Repeat every line of the listing below exactly, minus the pictures.

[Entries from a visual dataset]
** Start **

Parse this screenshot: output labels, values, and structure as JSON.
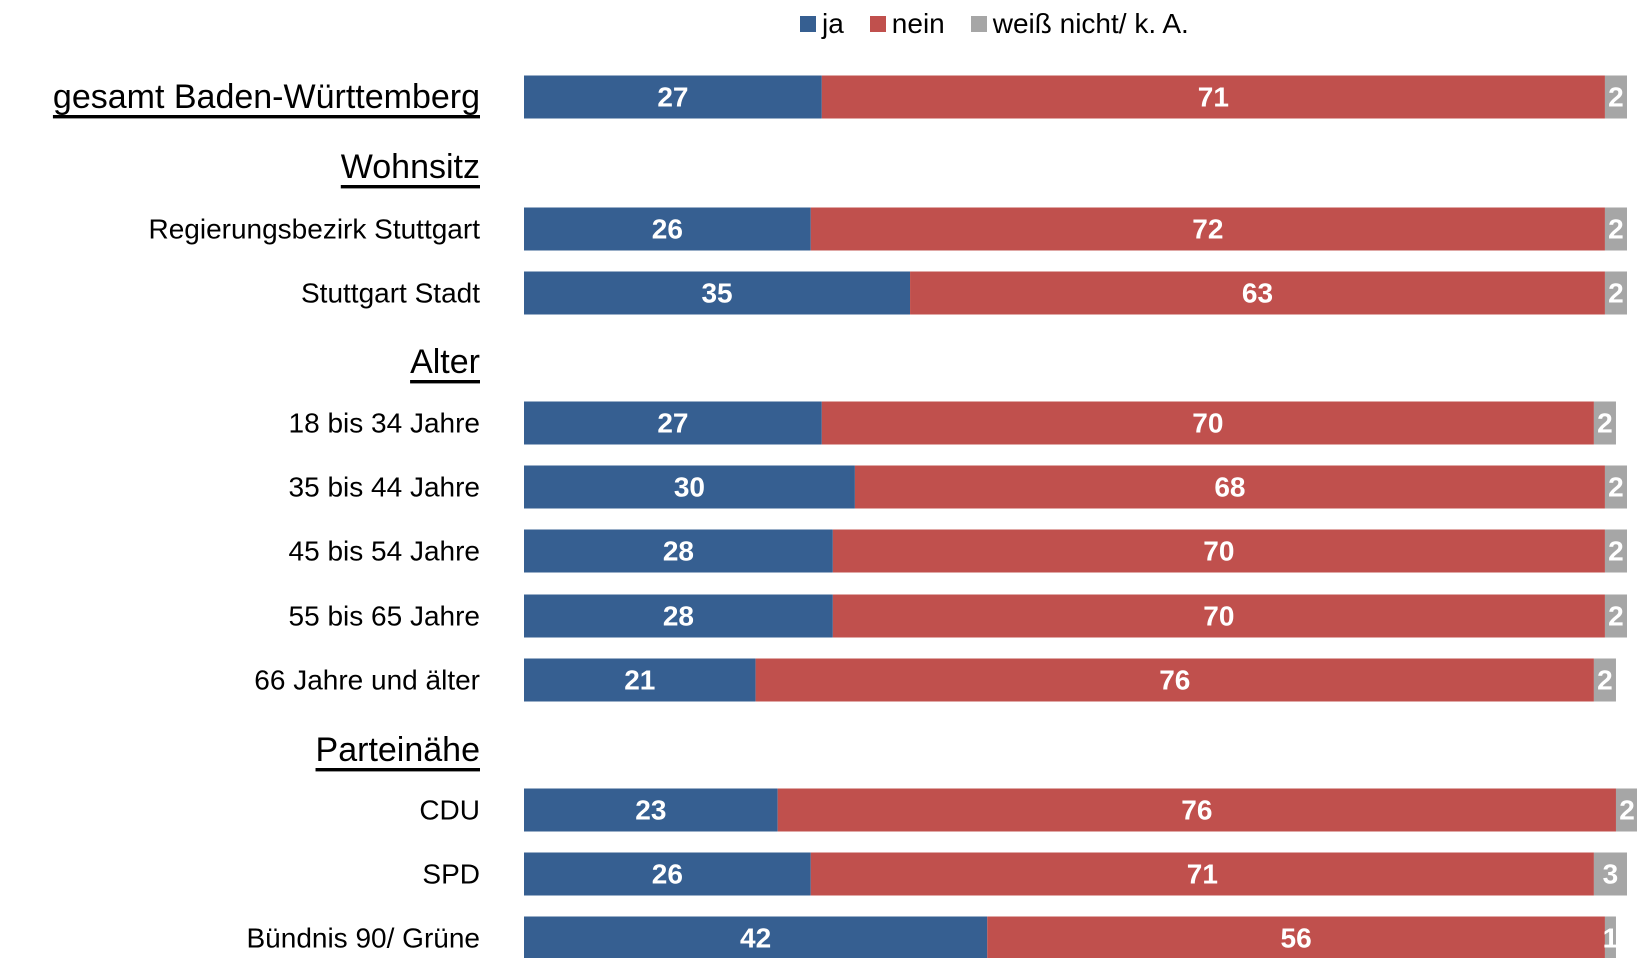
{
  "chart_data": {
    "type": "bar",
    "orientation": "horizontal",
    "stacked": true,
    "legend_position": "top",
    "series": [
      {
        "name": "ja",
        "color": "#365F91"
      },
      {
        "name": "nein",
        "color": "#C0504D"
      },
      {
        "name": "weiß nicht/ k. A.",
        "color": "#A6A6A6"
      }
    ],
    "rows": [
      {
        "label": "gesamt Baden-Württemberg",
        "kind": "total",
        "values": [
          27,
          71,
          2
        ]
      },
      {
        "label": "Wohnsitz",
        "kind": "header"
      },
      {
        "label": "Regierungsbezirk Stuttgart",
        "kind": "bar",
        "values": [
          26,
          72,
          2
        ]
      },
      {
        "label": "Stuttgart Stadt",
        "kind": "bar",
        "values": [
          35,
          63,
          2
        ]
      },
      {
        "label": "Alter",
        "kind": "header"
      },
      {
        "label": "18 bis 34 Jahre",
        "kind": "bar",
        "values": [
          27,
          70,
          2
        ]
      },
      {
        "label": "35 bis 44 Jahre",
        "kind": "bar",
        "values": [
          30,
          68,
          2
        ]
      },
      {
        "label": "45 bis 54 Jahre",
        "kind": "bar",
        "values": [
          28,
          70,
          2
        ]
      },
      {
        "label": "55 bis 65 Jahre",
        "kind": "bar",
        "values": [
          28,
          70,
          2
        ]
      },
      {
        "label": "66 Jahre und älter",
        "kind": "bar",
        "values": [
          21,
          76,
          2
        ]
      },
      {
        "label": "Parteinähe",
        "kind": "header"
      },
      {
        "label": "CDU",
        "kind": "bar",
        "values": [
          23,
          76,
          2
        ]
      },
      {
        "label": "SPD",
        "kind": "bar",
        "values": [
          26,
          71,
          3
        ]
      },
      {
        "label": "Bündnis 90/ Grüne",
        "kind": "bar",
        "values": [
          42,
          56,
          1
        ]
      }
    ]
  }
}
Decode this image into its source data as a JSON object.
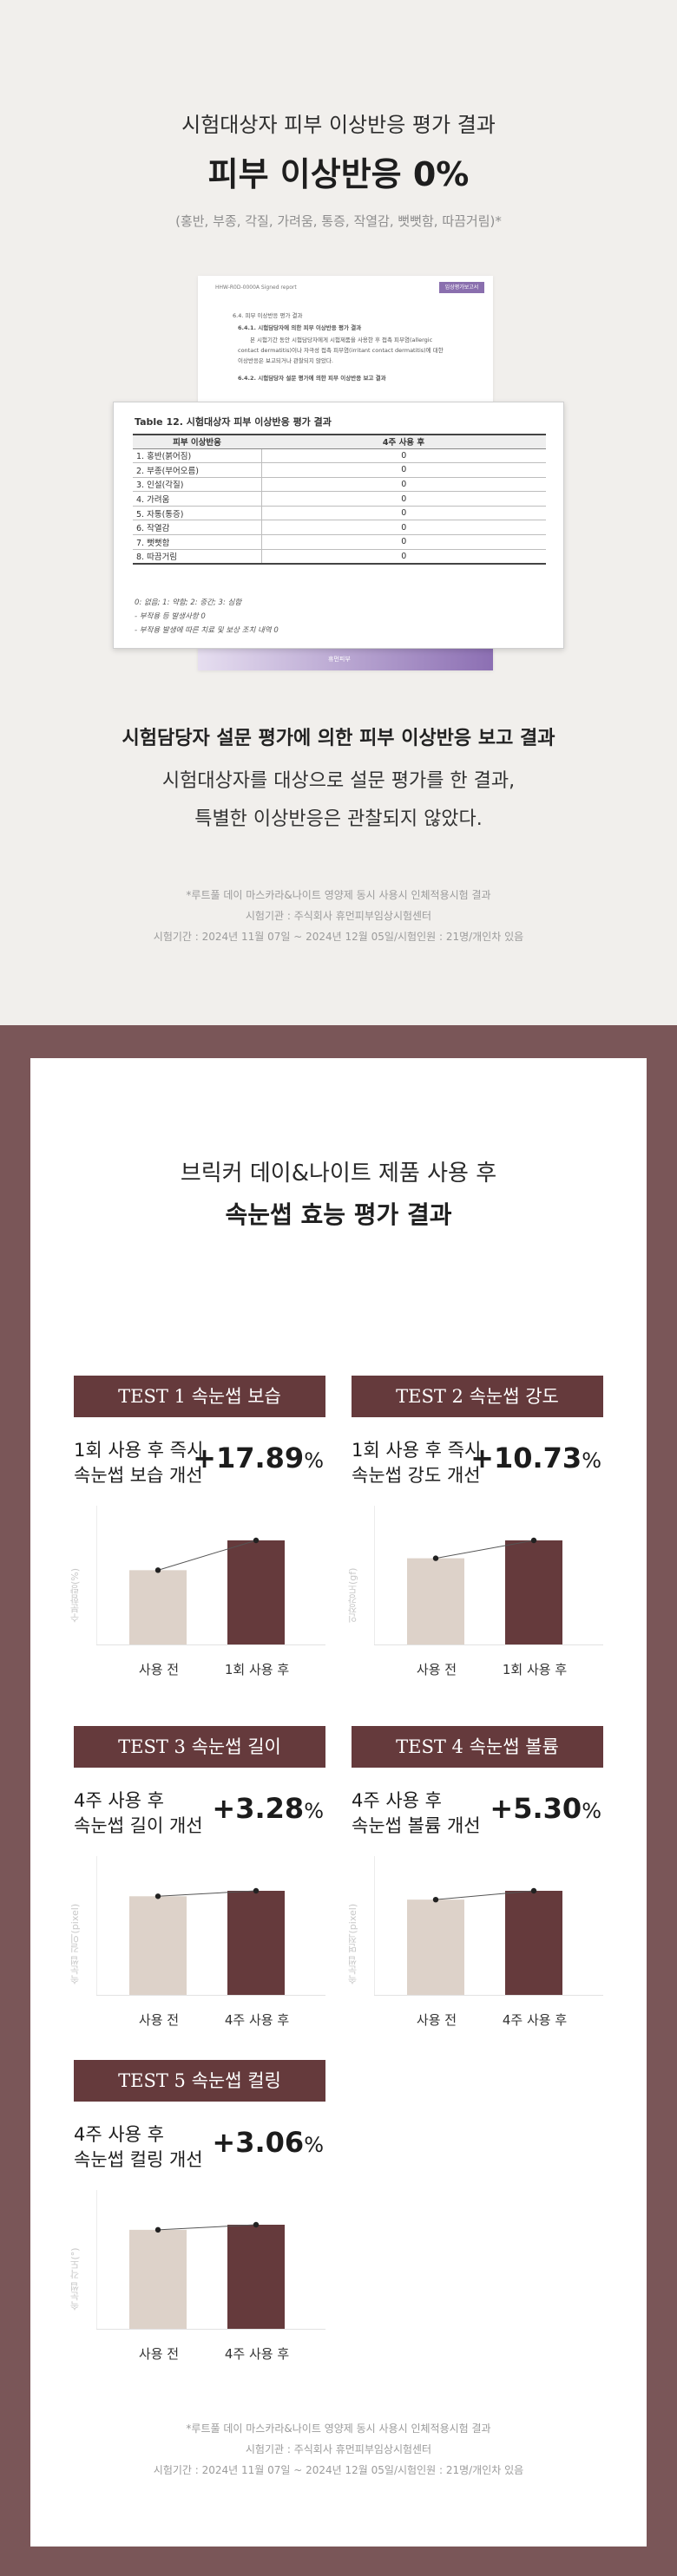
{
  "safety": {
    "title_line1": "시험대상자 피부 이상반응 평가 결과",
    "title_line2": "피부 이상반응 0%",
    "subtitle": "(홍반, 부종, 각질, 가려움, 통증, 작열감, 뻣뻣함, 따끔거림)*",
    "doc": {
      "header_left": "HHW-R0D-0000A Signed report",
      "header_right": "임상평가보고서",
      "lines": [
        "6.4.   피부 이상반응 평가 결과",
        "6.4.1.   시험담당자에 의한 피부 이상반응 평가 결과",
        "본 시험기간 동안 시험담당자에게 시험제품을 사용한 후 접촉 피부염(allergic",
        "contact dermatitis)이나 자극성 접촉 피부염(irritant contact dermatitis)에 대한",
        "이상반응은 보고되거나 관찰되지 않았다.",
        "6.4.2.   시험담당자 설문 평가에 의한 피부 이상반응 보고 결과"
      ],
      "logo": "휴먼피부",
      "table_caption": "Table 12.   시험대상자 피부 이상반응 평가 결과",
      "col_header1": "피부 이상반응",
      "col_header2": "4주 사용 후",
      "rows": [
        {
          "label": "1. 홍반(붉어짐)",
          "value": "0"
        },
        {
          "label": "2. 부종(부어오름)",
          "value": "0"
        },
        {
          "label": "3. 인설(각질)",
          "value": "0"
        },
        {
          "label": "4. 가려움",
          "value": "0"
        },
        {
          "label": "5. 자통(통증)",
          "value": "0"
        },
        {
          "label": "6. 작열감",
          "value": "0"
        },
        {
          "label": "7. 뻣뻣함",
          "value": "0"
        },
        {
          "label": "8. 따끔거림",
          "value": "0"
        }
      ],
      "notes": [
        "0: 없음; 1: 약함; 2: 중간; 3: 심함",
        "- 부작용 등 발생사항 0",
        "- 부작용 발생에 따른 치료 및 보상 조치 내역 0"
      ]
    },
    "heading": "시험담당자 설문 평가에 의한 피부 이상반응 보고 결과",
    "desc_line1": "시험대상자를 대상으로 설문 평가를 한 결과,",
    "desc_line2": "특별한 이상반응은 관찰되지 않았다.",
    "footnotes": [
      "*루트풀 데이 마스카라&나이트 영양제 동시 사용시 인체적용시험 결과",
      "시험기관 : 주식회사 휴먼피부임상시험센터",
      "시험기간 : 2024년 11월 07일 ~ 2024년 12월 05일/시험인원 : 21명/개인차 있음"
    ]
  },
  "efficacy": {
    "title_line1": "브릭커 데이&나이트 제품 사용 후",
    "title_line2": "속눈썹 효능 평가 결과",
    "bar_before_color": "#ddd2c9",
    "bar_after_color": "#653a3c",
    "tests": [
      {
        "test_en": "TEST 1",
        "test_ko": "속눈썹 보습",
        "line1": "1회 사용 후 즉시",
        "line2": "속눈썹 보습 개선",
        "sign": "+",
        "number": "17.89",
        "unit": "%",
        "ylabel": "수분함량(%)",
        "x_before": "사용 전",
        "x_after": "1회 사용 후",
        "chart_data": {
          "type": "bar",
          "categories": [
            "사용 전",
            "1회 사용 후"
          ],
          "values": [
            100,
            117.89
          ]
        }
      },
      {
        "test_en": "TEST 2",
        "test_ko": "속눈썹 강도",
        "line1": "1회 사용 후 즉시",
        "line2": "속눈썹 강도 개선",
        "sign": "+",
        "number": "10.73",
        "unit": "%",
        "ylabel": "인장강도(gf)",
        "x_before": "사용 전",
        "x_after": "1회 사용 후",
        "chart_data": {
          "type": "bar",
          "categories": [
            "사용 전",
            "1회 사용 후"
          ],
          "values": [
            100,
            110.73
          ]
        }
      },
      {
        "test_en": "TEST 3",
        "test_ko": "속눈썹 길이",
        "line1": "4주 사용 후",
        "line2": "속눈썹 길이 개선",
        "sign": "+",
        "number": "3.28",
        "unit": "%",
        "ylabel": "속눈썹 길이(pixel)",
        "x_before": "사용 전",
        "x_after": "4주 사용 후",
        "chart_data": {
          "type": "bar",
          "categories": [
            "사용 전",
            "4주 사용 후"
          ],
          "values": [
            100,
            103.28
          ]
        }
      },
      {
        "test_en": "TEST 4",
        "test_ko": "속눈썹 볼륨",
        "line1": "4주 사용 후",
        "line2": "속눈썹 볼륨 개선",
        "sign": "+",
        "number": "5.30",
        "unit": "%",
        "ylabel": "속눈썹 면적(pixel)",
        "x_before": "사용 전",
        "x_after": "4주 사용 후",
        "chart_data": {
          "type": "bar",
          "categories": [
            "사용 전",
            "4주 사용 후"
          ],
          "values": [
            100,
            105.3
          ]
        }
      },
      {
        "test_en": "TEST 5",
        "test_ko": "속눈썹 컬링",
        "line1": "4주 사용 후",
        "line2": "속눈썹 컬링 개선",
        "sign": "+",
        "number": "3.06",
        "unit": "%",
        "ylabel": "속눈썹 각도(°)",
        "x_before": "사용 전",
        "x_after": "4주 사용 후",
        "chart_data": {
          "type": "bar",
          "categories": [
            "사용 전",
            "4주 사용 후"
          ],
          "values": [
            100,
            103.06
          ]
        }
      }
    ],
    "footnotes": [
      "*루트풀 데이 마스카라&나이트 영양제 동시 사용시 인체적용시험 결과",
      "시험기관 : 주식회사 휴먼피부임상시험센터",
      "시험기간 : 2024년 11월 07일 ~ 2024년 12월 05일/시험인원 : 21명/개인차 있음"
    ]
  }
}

** End **

Task output.
Parse this screenshot: output labels, values, and structure as JSON.
{
  "chart_data": {
    "type": "bar",
    "orientation": "horizontal",
    "stacked": true,
    "legend_position": "top",
    "series": [
      {
        "name": "ja",
        "color": "#365F91"
      },
      {
        "name": "nein",
        "color": "#C0504D"
      },
      {
        "name": "weiß nicht/ k. A.",
        "color": "#A6A6A6"
      }
    ],
    "rows": [
      {
        "label": "gesamt Baden-Württemberg",
        "kind": "total",
        "values": [
          27,
          71,
          2
        ]
      },
      {
        "label": "Wohnsitz",
        "kind": "header"
      },
      {
        "label": "Regierungsbezirk Stuttgart",
        "kind": "bar",
        "values": [
          26,
          72,
          2
        ]
      },
      {
        "label": "Stuttgart Stadt",
        "kind": "bar",
        "values": [
          35,
          63,
          2
        ]
      },
      {
        "label": "Alter",
        "kind": "header"
      },
      {
        "label": "18 bis 34 Jahre",
        "kind": "bar",
        "values": [
          27,
          70,
          2
        ]
      },
      {
        "label": "35 bis 44 Jahre",
        "kind": "bar",
        "values": [
          30,
          68,
          2
        ]
      },
      {
        "label": "45 bis 54 Jahre",
        "kind": "bar",
        "values": [
          28,
          70,
          2
        ]
      },
      {
        "label": "55 bis 65 Jahre",
        "kind": "bar",
        "values": [
          28,
          70,
          2
        ]
      },
      {
        "label": "66 Jahre und älter",
        "kind": "bar",
        "values": [
          21,
          76,
          2
        ]
      },
      {
        "label": "Parteinähe",
        "kind": "header"
      },
      {
        "label": "CDU",
        "kind": "bar",
        "values": [
          23,
          76,
          2
        ]
      },
      {
        "label": "SPD",
        "kind": "bar",
        "values": [
          26,
          71,
          3
        ]
      },
      {
        "label": "Bündnis 90/ Grüne",
        "kind": "bar",
        "values": [
          42,
          56,
          1
        ]
      }
    ]
  }
}
Decode this image into its source data as a JSON object.
{
  "safety": {
    "title_line1": "시험대상자 피부 이상반응 평가 결과",
    "title_line2": "피부 이상반응 0%",
    "subtitle": "(홍반, 부종, 각질, 가려움, 통증, 작열감, 뻣뻣함, 따끔거림)*",
    "doc": {
      "header_left": "HHW-R0D-0000A Signed report",
      "header_right": "임상평가보고서",
      "lines": [
        "6.4.   피부 이상반응 평가 결과",
        "6.4.1.   시험담당자에 의한 피부 이상반응 평가 결과",
        "본 시험기간 동안 시험담당자에게 시험제품을 사용한 후 접촉 피부염(allergic",
        "contact dermatitis)이나 자극성 접촉 피부염(irritant contact dermatitis)에 대한",
        "이상반응은 보고되거나 관찰되지 않았다.",
        "6.4.2.   시험담당자 설문 평가에 의한 피부 이상반응 보고 결과"
      ],
      "logo": "휴먼피부",
      "table_caption": "Table 12.   시험대상자 피부 이상반응 평가 결과",
      "col_header1": "피부 이상반응",
      "col_header2": "4주 사용 후",
      "rows": [
        {
          "label": "1. 홍반(붉어짐)",
          "value": "0"
        },
        {
          "label": "2. 부종(부어오름)",
          "value": "0"
        },
        {
          "label": "3. 인설(각질)",
          "value": "0"
        },
        {
          "label": "4. 가려움",
          "value": "0"
        },
        {
          "label": "5. 자통(통증)",
          "value": "0"
        },
        {
          "label": "6. 작열감",
          "value": "0"
        },
        {
          "label": "7. 뻣뻣함",
          "value": "0"
        },
        {
          "label": "8. 따끔거림",
          "value": "0"
        }
      ],
      "notes": [
        "0: 없음; 1: 약함; 2: 중간; 3: 심함",
        "- 부작용 등 발생사항 0",
        "- 부작용 발생에 따른 치료 및 보상 조치 내역 0"
      ]
    },
    "heading": "시험담당자 설문 평가에 의한 피부 이상반응 보고 결과",
    "desc_line1": "시험대상자를 대상으로 설문 평가를 한 결과,",
    "desc_line2": "특별한 이상반응은 관찰되지 않았다.",
    "footnotes": [
      "*루트풀 데이 마스카라&나이트 영양제 동시 사용시 인체적용시험 결과",
      "시험기관 : 주식회사 휴먼피부임상시험센터",
      "시험기간 : 2024년 11월 07일 ~ 2024년 12월 05일/시험인원 : 21명/개인차 있음"
    ]
  },
  "efficacy": {
    "title_line1": "브릭커 데이&나이트 제품 사용 후",
    "title_line2": "속눈썹 효능 평가 결과",
    "bar_before_color": "#ddd2c9",
    "bar_after_color": "#653a3c",
    "tests": [
      {
        "test_en": "TEST 1",
        "test_ko": "속눈썹 보습",
        "line1": "1회 사용 후 즉시",
        "line2": "속눈썹 보습 개선",
        "sign": "+",
        "number": "17.89",
        "unit": "%",
        "ylabel": "수분함량(%)",
        "x_before": "사용 전",
        "x_after": "1회 사용 후",
        "chart_data": {
          "type": "bar",
          "categories": [
            "사용 전",
            "1회 사용 후"
          ],
          "values": [
            100,
            117.89
          ]
        }
      },
      {
        "test_en": "TEST 2",
        "test_ko": "속눈썹 강도",
        "line1": "1회 사용 후 즉시",
        "line2": "속눈썹 강도 개선",
        "sign": "+",
        "number": "10.73",
        "unit": "%",
        "ylabel": "인장강도(gf)",
        "x_before": "사용 전",
        "x_after": "1회 사용 후",
        "chart_data": {
          "type": "bar",
          "categories": [
            "사용 전",
            "1회 사용 후"
          ],
          "values": [
            100,
            110.73
          ]
        }
      },
      {
        "test_en": "TEST 3",
        "test_ko": "속눈썹 길이",
        "line1": "4주 사용 후",
        "line2": "속눈썹 길이 개선",
        "sign": "+",
        "number": "3.28",
        "unit": "%",
        "ylabel": "속눈썹 길이(pixel)",
        "x_before": "사용 전",
        "x_after": "4주 사용 후",
        "chart_data": {
          "type": "bar",
          "categories": [
            "사용 전",
            "4주 사용 후"
          ],
          "values": [
            100,
            103.28
          ]
        }
      },
      {
        "test_en": "TEST 4",
        "test_ko": "속눈썹 볼륨",
        "line1": "4주 사용 후",
        "line2": "속눈썹 볼륨 개선",
        "sign": "+",
        "number": "5.30",
        "unit": "%",
        "ylabel": "속눈썹 면적(pixel)",
        "x_before": "사용 전",
        "x_after": "4주 사용 후",
        "chart_data": {
          "type": "bar",
          "categories": [
            "사용 전",
            "4주 사용 후"
          ],
          "values": [
            100,
            105.3
          ]
        }
      },
      {
        "test_en": "TEST 5",
        "test_ko": "속눈썹 컬링",
        "line1": "4주 사용 후",
        "line2": "속눈썹 컬링 개선",
        "sign": "+",
        "number": "3.06",
        "unit": "%",
        "ylabel": "속눈썹 각도(°)",
        "x_before": "사용 전",
        "x_after": "4주 사용 후",
        "chart_data": {
          "type": "bar",
          "categories": [
            "사용 전",
            "4주 사용 후"
          ],
          "values": [
            100,
            103.06
          ]
        }
      }
    ],
    "footnotes": [
      "*루트풀 데이 마스카라&나이트 영양제 동시 사용시 인체적용시험 결과",
      "시험기관 : 주식회사 휴먼피부임상시험센터",
      "시험기간 : 2024년 11월 07일 ~ 2024년 12월 05일/시험인원 : 21명/개인차 있음"
    ]
  }
}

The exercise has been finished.